Below is a set of records. Repeat all of them exactly.
** BEGIN **
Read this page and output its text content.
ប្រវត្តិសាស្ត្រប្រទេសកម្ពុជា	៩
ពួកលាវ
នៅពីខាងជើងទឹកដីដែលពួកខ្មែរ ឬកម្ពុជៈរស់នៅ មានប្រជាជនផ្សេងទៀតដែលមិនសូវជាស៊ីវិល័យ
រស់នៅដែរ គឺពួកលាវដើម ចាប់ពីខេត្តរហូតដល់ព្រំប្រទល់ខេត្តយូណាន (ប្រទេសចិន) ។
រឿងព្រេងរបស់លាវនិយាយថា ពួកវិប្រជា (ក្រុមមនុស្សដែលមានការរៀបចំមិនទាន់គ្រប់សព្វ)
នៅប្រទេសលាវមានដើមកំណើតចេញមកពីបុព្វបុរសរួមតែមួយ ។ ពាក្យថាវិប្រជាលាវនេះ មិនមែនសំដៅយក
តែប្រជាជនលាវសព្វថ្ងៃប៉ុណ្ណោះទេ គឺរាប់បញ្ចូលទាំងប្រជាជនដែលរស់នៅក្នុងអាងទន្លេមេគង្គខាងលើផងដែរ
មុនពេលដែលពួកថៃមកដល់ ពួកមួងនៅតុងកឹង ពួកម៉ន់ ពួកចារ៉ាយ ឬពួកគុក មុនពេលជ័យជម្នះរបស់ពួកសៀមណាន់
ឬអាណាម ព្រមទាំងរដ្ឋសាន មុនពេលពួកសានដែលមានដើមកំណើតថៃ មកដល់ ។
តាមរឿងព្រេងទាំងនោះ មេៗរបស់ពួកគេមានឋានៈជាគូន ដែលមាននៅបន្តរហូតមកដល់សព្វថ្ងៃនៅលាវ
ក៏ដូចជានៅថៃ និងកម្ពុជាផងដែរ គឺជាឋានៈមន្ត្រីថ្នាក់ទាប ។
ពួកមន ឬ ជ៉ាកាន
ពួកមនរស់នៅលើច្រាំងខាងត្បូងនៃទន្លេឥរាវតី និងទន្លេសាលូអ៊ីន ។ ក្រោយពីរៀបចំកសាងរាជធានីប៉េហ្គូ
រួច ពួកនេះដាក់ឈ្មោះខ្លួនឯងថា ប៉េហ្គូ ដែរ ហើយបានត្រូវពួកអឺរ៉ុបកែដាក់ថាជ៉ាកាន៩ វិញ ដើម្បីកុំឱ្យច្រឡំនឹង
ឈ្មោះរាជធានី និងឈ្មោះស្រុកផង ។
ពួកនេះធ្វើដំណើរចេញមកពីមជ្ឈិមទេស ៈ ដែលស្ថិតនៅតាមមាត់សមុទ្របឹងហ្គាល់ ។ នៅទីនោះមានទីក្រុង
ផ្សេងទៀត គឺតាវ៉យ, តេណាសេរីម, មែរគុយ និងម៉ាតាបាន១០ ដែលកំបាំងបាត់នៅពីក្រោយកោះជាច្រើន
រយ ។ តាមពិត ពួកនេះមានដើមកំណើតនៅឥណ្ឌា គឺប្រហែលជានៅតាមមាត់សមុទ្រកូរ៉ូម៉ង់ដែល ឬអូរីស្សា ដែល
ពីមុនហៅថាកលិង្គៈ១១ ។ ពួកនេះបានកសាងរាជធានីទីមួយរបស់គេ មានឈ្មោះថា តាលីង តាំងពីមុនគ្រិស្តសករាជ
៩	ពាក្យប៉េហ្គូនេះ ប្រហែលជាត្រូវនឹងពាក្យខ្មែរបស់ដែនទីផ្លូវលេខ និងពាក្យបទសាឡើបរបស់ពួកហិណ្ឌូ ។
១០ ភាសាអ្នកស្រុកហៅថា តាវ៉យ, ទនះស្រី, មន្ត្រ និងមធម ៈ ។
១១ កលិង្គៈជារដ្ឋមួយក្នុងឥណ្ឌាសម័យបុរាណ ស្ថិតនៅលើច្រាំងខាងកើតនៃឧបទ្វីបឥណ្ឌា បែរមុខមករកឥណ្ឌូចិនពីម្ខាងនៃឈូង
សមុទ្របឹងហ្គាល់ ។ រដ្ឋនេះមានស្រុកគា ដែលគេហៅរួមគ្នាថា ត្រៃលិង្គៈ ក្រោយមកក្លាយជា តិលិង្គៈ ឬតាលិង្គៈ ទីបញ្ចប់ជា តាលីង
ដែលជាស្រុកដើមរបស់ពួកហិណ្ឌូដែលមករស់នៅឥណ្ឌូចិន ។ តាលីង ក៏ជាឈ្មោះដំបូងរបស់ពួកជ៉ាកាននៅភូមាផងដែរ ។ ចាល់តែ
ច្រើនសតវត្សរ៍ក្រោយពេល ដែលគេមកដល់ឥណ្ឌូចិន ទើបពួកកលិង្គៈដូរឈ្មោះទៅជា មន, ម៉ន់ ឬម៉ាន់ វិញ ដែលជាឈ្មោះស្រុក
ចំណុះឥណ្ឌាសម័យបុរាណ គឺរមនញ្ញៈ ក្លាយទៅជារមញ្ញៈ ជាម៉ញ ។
** END **
## Result below
Read this page and output its text content.
ប្រវត្តិសាស្ត្រប្រទេសកម្ពុជា	៩
ពួកលាវ
នៅពីខាងជើងទឹកដីដែលពួកខ្មែរ ឬកម្ពុជៈរស់នៅ មានប្រជាជនផ្សេងទៀតដែលមិនសូវជាស៊ីវិល័យ
រស់នៅដែរ គឺពួកលាវដើម ចាប់ពីខេត្តរហូតដល់ព្រំប្រទល់ខេត្តយូណាន (ប្រទេសចិន) ។
រឿងព្រេងរបស់លាវនិយាយថា ពួកវិប្រជា (ក្រុមមនុស្សដែលមានការរៀបចំមិនទាន់គ្រប់សព្វ)
នៅប្រទេសលាវមានដើមកំណើតចេញមកពីបុព្វបុរសរួមតែមួយ ។ ពាក្យថាវិប្រជាលាវនេះ មិនមែនសំដៅយក
តែប្រជាជនលាវសព្វថ្ងៃប៉ុណ្ណោះទេ គឺរាប់បញ្ចូលទាំងប្រជាជនដែលរស់នៅក្នុងអាងទន្លេមេគង្គខាងលើផងដែរ
មុនពេលដែលពួកថៃមកដល់ ពួកមួងនៅតុងកឹង ពួកម៉ន់ ពួកចារ៉ាយ ឬពួកគុក មុនពេលជ័យជម្នះរបស់ពួកសៀមណាន់
ឬអាណាម ព្រមទាំងរដ្ឋសាន មុនពេលពួកសានដែលមានដើមកំណើតថៃ មកដល់ ។
តាមរឿងព្រេងទាំងនោះ មេៗរបស់ពួកគេមានឋានៈជាគូន ដែលមាននៅបន្តរហូតមកដល់សព្វថ្ងៃនៅលាវ
ក៏ដូចជានៅថៃ និងកម្ពុជាផងដែរ គឺជាឋានៈមន្ត្រីថ្នាក់ទាប ។
ពួកមន ឬ ជ៉ាកាន
ពួកមនរស់នៅលើច្រាំងខាងត្បូងនៃទន្លេឥរាវតី និងទន្លេសាលូអ៊ីន ។ ក្រោយពីរៀបចំកសាងរាជធានីប៉េហ្គូ
រួច ពួកនេះដាក់ឈ្មោះខ្លួនឯងថា ប៉េហ្គូ ដែរ ហើយបានត្រូវពួកអឺរ៉ុបកែដាក់ថាជ៉ាកាន៩ វិញ ដើម្បីកុំឱ្យច្រឡំនឹង
ឈ្មោះរាជធានី និងឈ្មោះស្រុកផង ។
ពួកនេះធ្វើដំណើរចេញមកពីមជ្ឈិមទេស ៈ ដែលស្ថិតនៅតាមមាត់សមុទ្របឹងហ្គាល់ ។ នៅទីនោះមានទីក្រុង
ផ្សេងទៀត គឺតាវ៉យ, តេណាសេរីម, មែរគុយ និងម៉ាតាបាន១០ ដែលកំបាំងបាត់នៅពីក្រោយកោះជាច្រើន
រយ ។ តាមពិត ពួកនេះមានដើមកំណើតនៅឥណ្ឌា គឺប្រហែលជានៅតាមមាត់សមុទ្រកូរ៉ូម៉ង់ដែល ឬអូរីស្សា ដែល
ពីមុនហៅថាកលិង្គៈ១១ ។ ពួកនេះបានកសាងរាជធានីទីមួយរបស់គេ មានឈ្មោះថា តាលីង តាំងពីមុនគ្រិស្តសករាជ
៩	ពាក្យប៉េហ្គូនេះ ប្រហែលជាត្រូវនឹងពាក្យខ្មែរបស់ដែនទីផ្លូវលេខ និងពាក្យបទសាឡើបរបស់ពួកហិណ្ឌូ ។
១០ ភាសាអ្នកស្រុកហៅថា តាវ៉យ, ទនះស្រី, មន្ត្រ និងមធម ៈ ។
១១ កលិង្គៈជារដ្ឋមួយក្នុងឥណ្ឌាសម័យបុរាណ ស្ថិតនៅលើច្រាំងខាងកើតនៃឧបទ្វីបឥណ្ឌា បែរមុខមករកឥណ្ឌូចិនពីម្ខាងនៃឈូង
សមុទ្របឹងហ្គាល់ ។ រដ្ឋនេះមានស្រុកគា ដែលគេហៅរួមគ្នាថា ត្រៃលិង្គៈ ក្រោយមកក្លាយជា តិលិង្គៈ ឬតាលិង្គៈ ទីបញ្ចប់ជា តាលីង
ដែលជាស្រុកដើមរបស់ពួកហិណ្ឌូដែលមករស់នៅឥណ្ឌូចិន ។ តាលីង ក៏ជាឈ្មោះដំបូងរបស់ពួកជ៉ាកាននៅភូមាផងដែរ ។ ចាល់តែ
ច្រើនសតវត្សរ៍ក្រោយពេល ដែលគេមកដល់ឥណ្ឌូចិន ទើបពួកកលិង្គៈដូរឈ្មោះទៅជា មន, ម៉ន់ ឬម៉ាន់ វិញ ដែលជាឈ្មោះស្រុក
ចំណុះឥណ្ឌាសម័យបុរាណ គឺរមនញ្ញៈ ក្លាយទៅជារមញ្ញៈ ជាម៉ញ ។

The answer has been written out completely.